• [Collected data]
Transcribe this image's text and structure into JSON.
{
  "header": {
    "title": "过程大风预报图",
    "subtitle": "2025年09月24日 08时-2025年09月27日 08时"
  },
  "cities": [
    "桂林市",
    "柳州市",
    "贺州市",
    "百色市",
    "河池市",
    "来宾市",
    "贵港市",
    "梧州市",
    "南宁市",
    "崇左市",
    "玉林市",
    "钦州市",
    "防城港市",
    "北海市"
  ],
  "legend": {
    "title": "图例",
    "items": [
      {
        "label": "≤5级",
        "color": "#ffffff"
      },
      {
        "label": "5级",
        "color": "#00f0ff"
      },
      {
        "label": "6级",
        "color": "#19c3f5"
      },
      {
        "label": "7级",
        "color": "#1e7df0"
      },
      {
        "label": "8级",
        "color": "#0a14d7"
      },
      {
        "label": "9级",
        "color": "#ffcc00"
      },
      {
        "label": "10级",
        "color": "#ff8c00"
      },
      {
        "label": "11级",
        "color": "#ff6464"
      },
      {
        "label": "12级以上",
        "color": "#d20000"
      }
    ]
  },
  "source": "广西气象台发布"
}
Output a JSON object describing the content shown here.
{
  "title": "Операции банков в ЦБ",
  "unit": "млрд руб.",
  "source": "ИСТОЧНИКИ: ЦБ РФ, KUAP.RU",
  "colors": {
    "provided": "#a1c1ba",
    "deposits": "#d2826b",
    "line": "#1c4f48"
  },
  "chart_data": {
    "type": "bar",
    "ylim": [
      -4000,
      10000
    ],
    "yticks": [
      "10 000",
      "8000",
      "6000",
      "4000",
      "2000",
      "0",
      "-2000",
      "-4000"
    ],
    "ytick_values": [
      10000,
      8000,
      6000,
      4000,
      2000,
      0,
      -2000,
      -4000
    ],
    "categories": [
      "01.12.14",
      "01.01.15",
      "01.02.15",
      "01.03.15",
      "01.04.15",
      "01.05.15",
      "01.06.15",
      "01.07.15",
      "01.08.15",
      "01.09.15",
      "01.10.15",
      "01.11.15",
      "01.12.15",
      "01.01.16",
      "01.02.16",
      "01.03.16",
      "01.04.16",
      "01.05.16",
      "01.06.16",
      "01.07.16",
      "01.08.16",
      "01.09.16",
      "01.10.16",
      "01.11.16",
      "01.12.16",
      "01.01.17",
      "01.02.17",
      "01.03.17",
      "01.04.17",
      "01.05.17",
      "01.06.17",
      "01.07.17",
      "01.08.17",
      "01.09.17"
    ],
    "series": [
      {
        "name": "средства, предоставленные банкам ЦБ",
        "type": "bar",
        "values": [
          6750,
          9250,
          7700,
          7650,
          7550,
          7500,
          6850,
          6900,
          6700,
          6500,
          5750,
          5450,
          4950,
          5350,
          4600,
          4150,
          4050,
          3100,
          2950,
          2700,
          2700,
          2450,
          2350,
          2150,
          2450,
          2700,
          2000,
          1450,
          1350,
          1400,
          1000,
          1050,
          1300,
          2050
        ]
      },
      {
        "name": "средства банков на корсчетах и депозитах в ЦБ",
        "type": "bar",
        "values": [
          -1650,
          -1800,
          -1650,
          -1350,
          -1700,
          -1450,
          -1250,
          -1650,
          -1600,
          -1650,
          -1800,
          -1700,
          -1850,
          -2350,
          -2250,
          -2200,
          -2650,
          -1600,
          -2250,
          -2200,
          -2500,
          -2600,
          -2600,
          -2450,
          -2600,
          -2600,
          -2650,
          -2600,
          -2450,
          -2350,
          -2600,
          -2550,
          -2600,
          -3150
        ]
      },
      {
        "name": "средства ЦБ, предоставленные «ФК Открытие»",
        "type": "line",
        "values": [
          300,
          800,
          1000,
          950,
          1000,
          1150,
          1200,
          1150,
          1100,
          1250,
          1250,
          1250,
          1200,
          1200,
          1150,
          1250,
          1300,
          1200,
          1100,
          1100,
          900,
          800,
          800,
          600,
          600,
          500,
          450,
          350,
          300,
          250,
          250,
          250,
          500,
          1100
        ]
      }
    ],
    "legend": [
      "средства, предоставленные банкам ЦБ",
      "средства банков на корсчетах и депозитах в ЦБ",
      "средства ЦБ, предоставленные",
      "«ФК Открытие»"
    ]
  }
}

• [Task instructions]
From the entries above, list each line with "name" in it.

• [The solution]
        "name": "средства, предоставленные банкам ЦБ",
        "name": "средства банков на корсчетах и депозитах в ЦБ",
        "name": "средства ЦБ, предоставленные «ФК Открытие»",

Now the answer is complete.